Pictures stay out; everything else in the records below is copied exactly.

--- BEGIN Given information ---

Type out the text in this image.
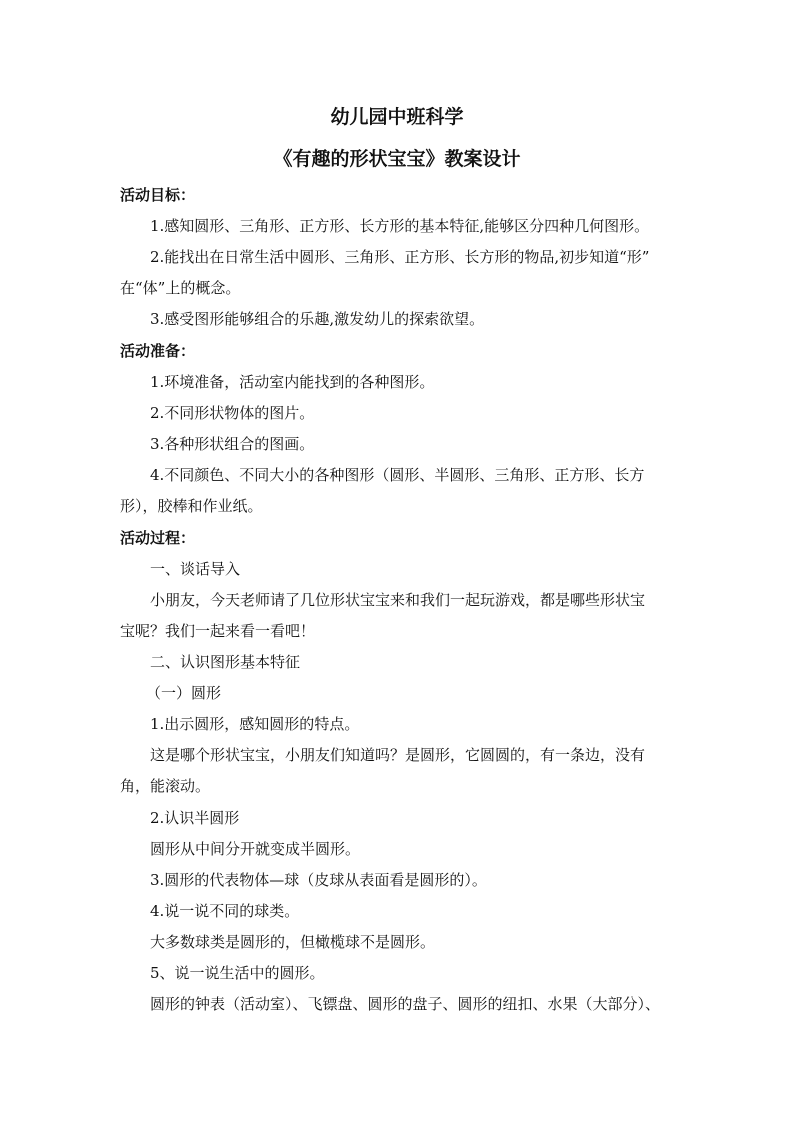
幼儿园中班科学

《有趣的形状宝宝》教案设计

活动目标：

1.感知圆形、三角形、正方形、长方形的基本特征,能够区分四种几何图形。

2.能找出在日常生活中圆形、三角形、正方形、长方形的物品,初步知道“形”

在“体”上的概念。

3.感受图形能够组合的乐趣,激发幼儿的探索欲望。

活动准备：

1.环境准备，活动室内能找到的各种图形。

2.不同形状物体的图片。

3.各种形状组合的图画。

4.不同颜色、不同大小的各种图形（圆形、半圆形、三角形、正方形、长方

形），胶棒和作业纸。

活动过程：

一、谈话导入

小朋友，今天老师请了几位形状宝宝来和我们一起玩游戏，都是哪些形状宝

宝呢？我们一起来看一看吧！

二、认识图形基本特征

（一）圆形

1.出示圆形，感知圆形的特点。

这是哪个形状宝宝，小朋友们知道吗？是圆形，它圆圆的，有一条边，没有

角，能滚动。

2.认识半圆形

圆形从中间分开就变成半圆形。

3.圆形的代表物体—球（皮球从表面看是圆形的）。

4.说一说不同的球类。

大多数球类是圆形的，但橄榄球不是圆形。

5、说一说生活中的圆形。

圆形的钟表（活动室）、飞镖盘、圆形的盘子、圆形的纽扣、水果（大部分）、
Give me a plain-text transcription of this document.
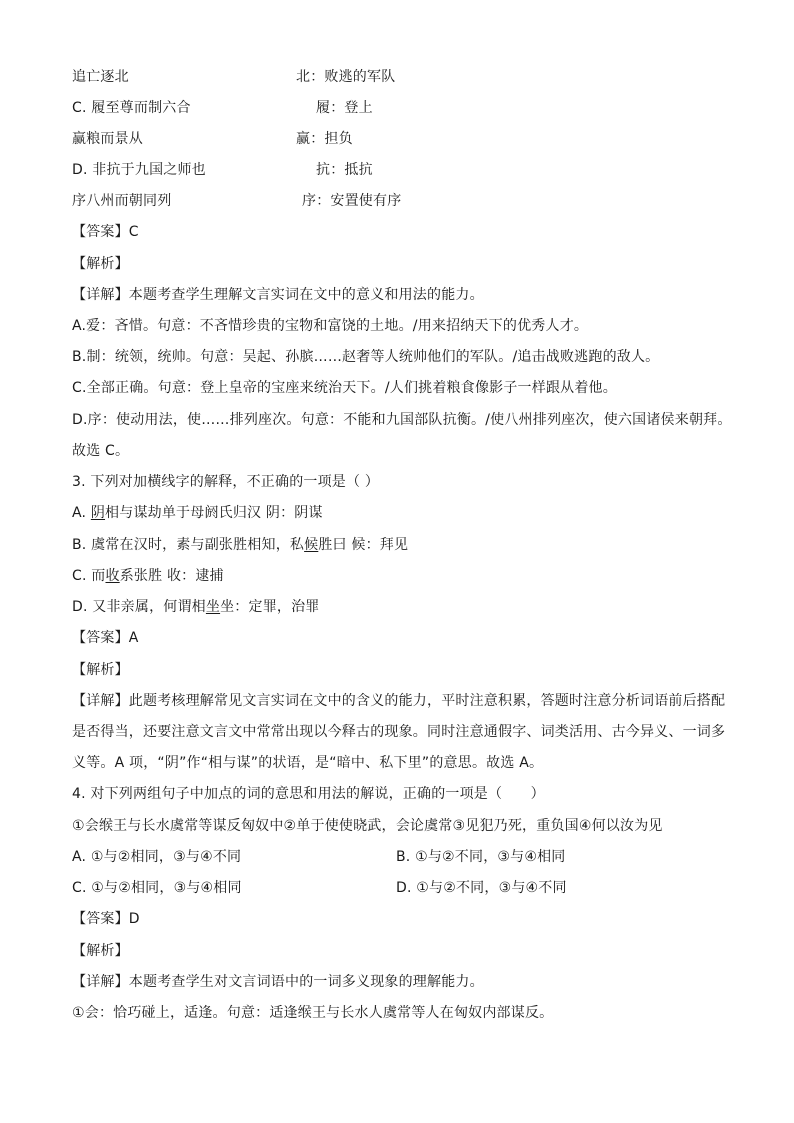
追亡逐北	北：败逃的军队
C. 履至尊而制六合	履：登上
赢粮而景从	赢：担负
D. 非抗于九国之师也	抗：抵抗
序八州而朝同列	序：安置使有序
【答案】C
【解析】
【详解】本题考查学生理解文言实词在文中的意义和用法的能力。
A.爱：吝惜。句意：不吝惜珍贵的宝物和富饶的土地。/用来招纳天下的优秀人才。
B.制：统领，统帅。句意：吴起、孙膑……赵奢等人统帅他们的军队。/追击战败逃跑的敌人。
C.全部正确。句意：登上皇帝的宝座来统治天下。/人们挑着粮食像影子一样跟从着他。
D.序：使动用法，使……排列座次。句意：不能和九国部队抗衡。/使八州排列座次，使六国诸侯来朝拜。
故选 C。
3. 下列对加横线字的解释，不正确的一项是（ ）
A. 阴相与谋劫单于母阏氏归汉 阴：阴谋
B. 虞常在汉时，素与副张胜相知，私候胜曰 候：拜见
C. 而收系张胜 收：逮捕
D. 又非亲属，何谓相坐坐：定罪，治罪
【答案】A
【解析】
【详解】此题考核理解常见文言实词在文中的含义的能力，平时注意积累，答题时注意分析词语前后搭配
是否得当，还要注意文言文中常常出现以今释古的现象。同时注意通假字、词类活用、古今异义、一词多
义等。A 项，“阴”作“相与谋”的状语，是“暗中、私下里”的意思。故选 A。
4. 对下列两组句子中加点的词的意思和用法的解说，正确的一项是（　　）
①会缑王与长水虞常等谋反匈奴中②单于使使晓武，会论虞常③见犯乃死，重负国④何以汝为见
A. ①与②相同，③与④不同	B. ①与②不同，③与④相同
C. ①与②相同，③与④相同	D. ①与②不同，③与④不同
【答案】D
【解析】
【详解】本题考查学生对文言词语中的一词多义现象的理解能力。
①会：恰巧碰上，适逢。句意：适逢缑王与长水人虞常等人在匈奴内部谋反。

--- END Given information ---

**Solution to the exercise**:
Type out the text in this image.
幼儿园中班科学

《有趣的形状宝宝》教案设计

活动目标：

1.感知圆形、三角形、正方形、长方形的基本特征,能够区分四种几何图形。

2.能找出在日常生活中圆形、三角形、正方形、长方形的物品,初步知道“形”

在“体”上的概念。

3.感受图形能够组合的乐趣,激发幼儿的探索欲望。

活动准备：

1.环境准备，活动室内能找到的各种图形。

2.不同形状物体的图片。

3.各种形状组合的图画。

4.不同颜色、不同大小的各种图形（圆形、半圆形、三角形、正方形、长方

形），胶棒和作业纸。

活动过程：

一、谈话导入

小朋友，今天老师请了几位形状宝宝来和我们一起玩游戏，都是哪些形状宝

宝呢？我们一起来看一看吧！

二、认识图形基本特征

（一）圆形

1.出示圆形，感知圆形的特点。

这是哪个形状宝宝，小朋友们知道吗？是圆形，它圆圆的，有一条边，没有

角，能滚动。

2.认识半圆形

圆形从中间分开就变成半圆形。

3.圆形的代表物体—球（皮球从表面看是圆形的）。

4.说一说不同的球类。

大多数球类是圆形的，但橄榄球不是圆形。

5、说一说生活中的圆形。

圆形的钟表（活动室）、飞镖盘、圆形的盘子、圆形的纽扣、水果（大部分）、
Give me a plain-text transcription of this document.
追亡逐北	北：败逃的军队
C. 履至尊而制六合	履：登上
赢粮而景从	赢：担负
D. 非抗于九国之师也	抗：抵抗
序八州而朝同列	序：安置使有序
【答案】C
【解析】
【详解】本题考查学生理解文言实词在文中的意义和用法的能力。
A.爱：吝惜。句意：不吝惜珍贵的宝物和富饶的土地。/用来招纳天下的优秀人才。
B.制：统领，统帅。句意：吴起、孙膑……赵奢等人统帅他们的军队。/追击战败逃跑的敌人。
C.全部正确。句意：登上皇帝的宝座来统治天下。/人们挑着粮食像影子一样跟从着他。
D.序：使动用法，使……排列座次。句意：不能和九国部队抗衡。/使八州排列座次，使六国诸侯来朝拜。
故选 C。
3. 下列对加横线字的解释，不正确的一项是（ ）
A. 阴相与谋劫单于母阏氏归汉 阴：阴谋
B. 虞常在汉时，素与副张胜相知，私候胜曰 候：拜见
C. 而收系张胜 收：逮捕
D. 又非亲属，何谓相坐坐：定罪，治罪
【答案】A
【解析】
【详解】此题考核理解常见文言实词在文中的含义的能力，平时注意积累，答题时注意分析词语前后搭配
是否得当，还要注意文言文中常常出现以今释古的现象。同时注意通假字、词类活用、古今异义、一词多
义等。A 项，“阴”作“相与谋”的状语，是“暗中、私下里”的意思。故选 A。
4. 对下列两组句子中加点的词的意思和用法的解说，正确的一项是（　　）
①会缑王与长水虞常等谋反匈奴中②单于使使晓武，会论虞常③见犯乃死，重负国④何以汝为见
A. ①与②相同，③与④不同	B. ①与②不同，③与④相同
C. ①与②相同，③与④相同	D. ①与②不同，③与④不同
【答案】D
【解析】
【详解】本题考查学生对文言词语中的一词多义现象的理解能力。
①会：恰巧碰上，适逢。句意：适逢缑王与长水人虞常等人在匈奴内部谋反。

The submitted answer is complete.